Short problem:
Copy out the lines that include the word "vrede".

■ ■ ■ ■

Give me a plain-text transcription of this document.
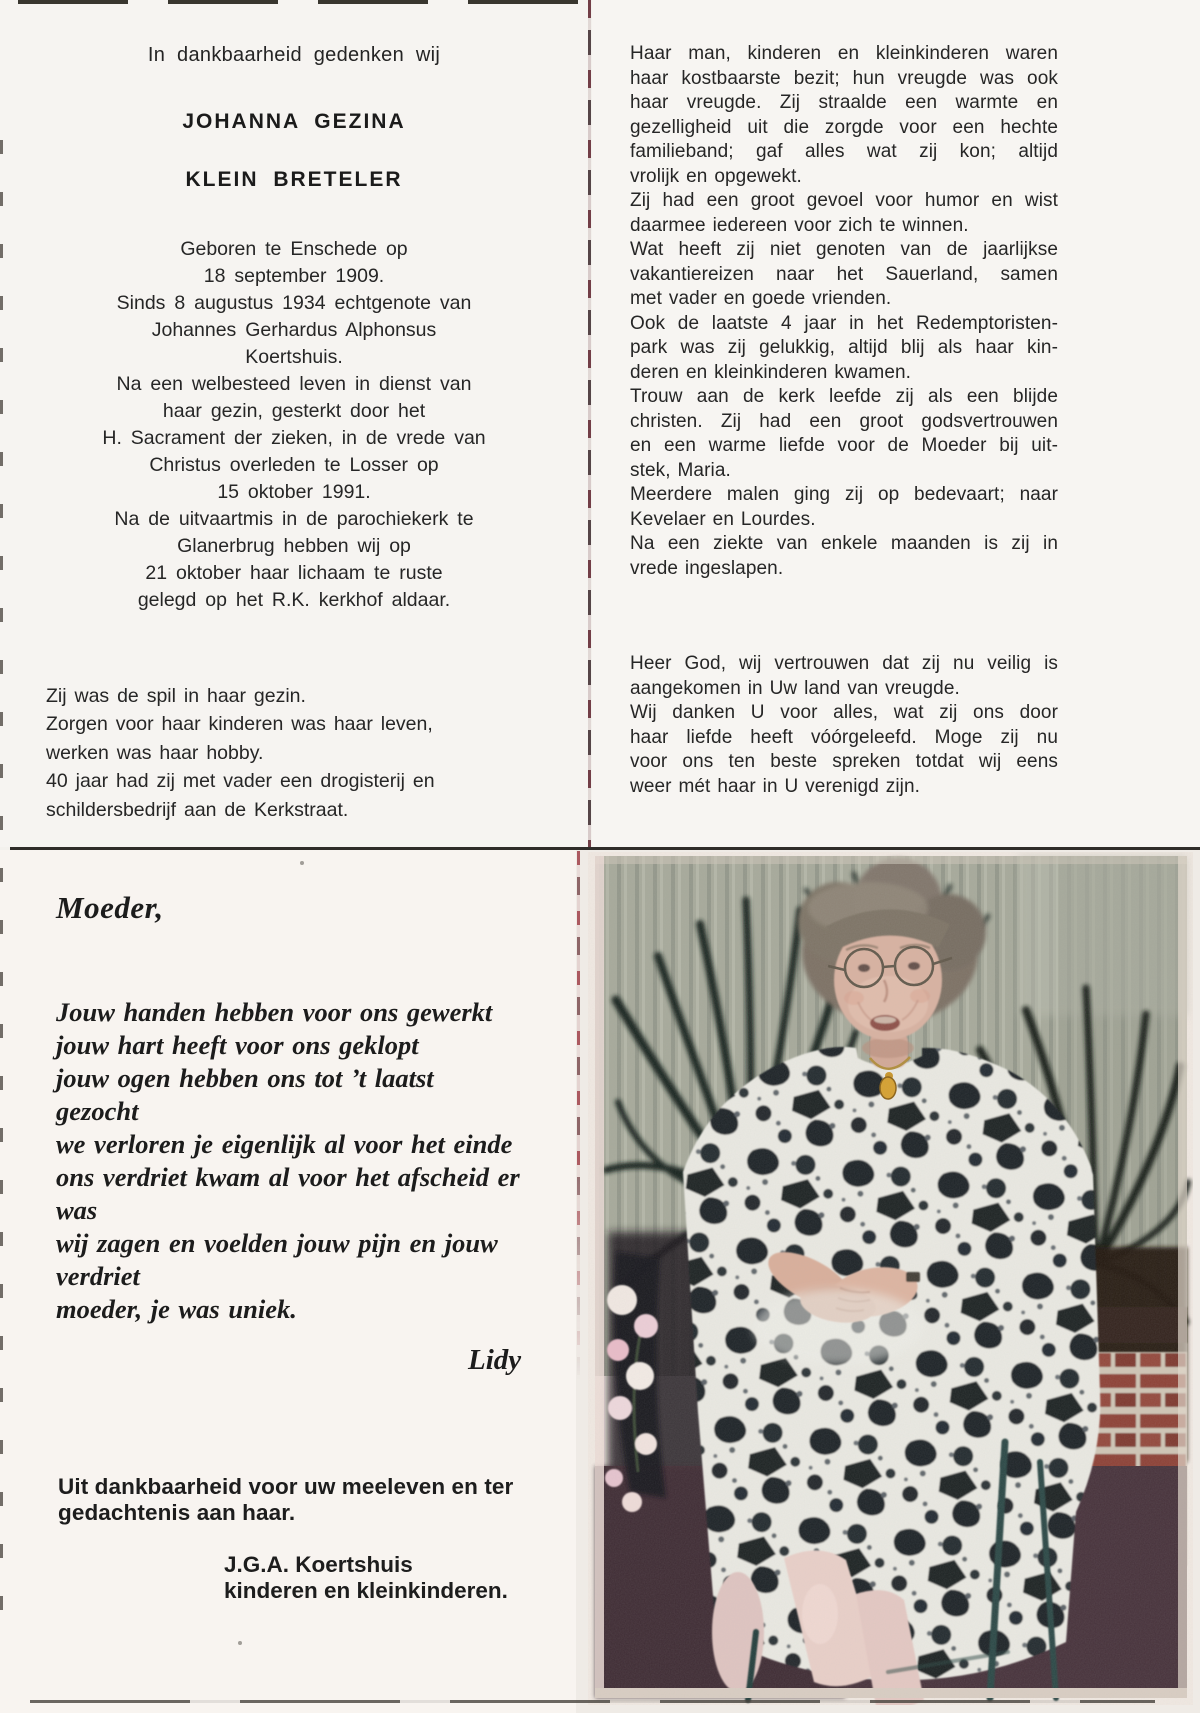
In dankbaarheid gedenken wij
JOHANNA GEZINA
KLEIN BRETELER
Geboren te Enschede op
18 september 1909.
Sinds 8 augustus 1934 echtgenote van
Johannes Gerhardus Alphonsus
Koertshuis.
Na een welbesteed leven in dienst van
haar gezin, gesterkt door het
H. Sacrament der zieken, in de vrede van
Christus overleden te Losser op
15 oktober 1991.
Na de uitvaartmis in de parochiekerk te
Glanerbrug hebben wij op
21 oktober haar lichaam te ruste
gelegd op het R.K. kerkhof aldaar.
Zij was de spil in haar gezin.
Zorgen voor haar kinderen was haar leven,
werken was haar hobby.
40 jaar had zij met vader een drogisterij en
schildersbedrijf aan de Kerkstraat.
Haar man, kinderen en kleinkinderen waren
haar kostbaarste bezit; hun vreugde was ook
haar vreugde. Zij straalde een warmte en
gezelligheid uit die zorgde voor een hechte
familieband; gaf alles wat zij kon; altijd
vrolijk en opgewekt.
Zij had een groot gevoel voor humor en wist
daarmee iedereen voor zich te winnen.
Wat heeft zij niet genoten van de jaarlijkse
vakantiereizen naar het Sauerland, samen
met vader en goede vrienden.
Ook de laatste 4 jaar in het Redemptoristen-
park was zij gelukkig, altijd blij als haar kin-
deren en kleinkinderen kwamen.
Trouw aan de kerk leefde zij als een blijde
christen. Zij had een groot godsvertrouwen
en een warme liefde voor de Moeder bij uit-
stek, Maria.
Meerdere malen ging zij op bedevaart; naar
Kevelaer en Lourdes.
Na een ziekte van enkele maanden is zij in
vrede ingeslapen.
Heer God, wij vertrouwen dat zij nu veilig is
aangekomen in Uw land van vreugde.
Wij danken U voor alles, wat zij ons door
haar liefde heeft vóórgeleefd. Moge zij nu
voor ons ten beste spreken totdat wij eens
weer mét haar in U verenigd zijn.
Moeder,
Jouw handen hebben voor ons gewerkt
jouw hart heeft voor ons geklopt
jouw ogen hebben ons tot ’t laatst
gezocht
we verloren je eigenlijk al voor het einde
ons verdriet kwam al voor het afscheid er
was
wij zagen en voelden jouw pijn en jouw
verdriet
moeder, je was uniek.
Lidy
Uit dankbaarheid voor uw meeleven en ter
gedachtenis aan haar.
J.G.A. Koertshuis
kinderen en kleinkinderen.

■ ■ ■ ■

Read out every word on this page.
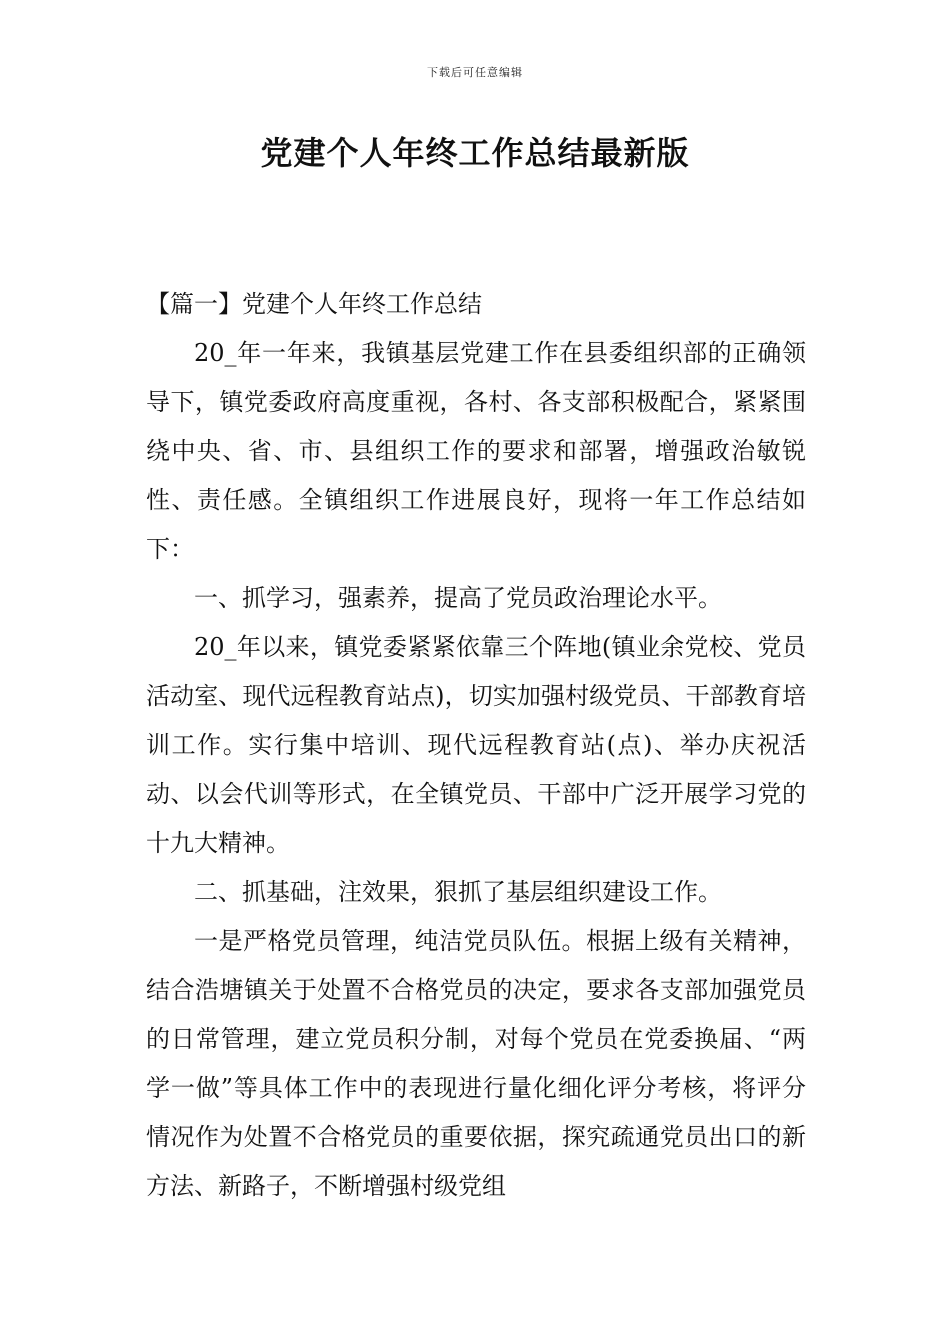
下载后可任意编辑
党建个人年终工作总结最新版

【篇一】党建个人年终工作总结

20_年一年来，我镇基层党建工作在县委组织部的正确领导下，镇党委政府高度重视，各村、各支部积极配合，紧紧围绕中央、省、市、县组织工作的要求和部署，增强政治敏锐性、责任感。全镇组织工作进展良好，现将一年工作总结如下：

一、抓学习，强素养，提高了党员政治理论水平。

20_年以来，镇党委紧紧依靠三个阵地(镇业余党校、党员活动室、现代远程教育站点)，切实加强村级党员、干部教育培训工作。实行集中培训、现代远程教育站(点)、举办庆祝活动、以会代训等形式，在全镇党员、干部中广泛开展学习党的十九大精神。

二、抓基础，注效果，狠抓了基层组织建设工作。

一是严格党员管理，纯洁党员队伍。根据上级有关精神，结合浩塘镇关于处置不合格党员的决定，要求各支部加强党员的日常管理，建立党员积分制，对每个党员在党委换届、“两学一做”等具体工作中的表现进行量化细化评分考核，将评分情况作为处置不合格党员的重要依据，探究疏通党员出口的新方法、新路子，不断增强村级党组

■ ■ ■ ■

The output:
H. Sacrament der zieken, in de vrede van
vrede ingeslapen.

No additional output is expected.